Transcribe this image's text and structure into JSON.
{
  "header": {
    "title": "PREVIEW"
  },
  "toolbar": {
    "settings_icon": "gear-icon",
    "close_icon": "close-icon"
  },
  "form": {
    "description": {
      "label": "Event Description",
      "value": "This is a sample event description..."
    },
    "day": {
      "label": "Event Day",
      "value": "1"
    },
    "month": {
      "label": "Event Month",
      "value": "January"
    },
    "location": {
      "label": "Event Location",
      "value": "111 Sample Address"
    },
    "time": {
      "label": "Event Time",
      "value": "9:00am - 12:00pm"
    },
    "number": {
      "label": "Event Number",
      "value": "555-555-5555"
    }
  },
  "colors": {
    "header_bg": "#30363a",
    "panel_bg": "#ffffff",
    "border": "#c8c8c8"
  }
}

What the task asks:
Take the entries above and copy them out exactly.

Solved exercise:
Transcribe this image's text and structure into JSON.
{
  "header": {
    "title": "PREVIEW"
  },
  "toolbar": {
    "settings_icon": "gear-icon",
    "close_icon": "close-icon"
  },
  "form": {
    "description": {
      "label": "Event Description",
      "value": "This is a sample event description..."
    },
    "day": {
      "label": "Event Day",
      "value": "1"
    },
    "month": {
      "label": "Event Month",
      "value": "January"
    },
    "location": {
      "label": "Event Location",
      "value": "111 Sample Address"
    },
    "time": {
      "label": "Event Time",
      "value": "9:00am - 12:00pm"
    },
    "number": {
      "label": "Event Number",
      "value": "555-555-5555"
    }
  },
  "colors": {
    "header_bg": "#30363a",
    "panel_bg": "#ffffff",
    "border": "#c8c8c8"
  }
}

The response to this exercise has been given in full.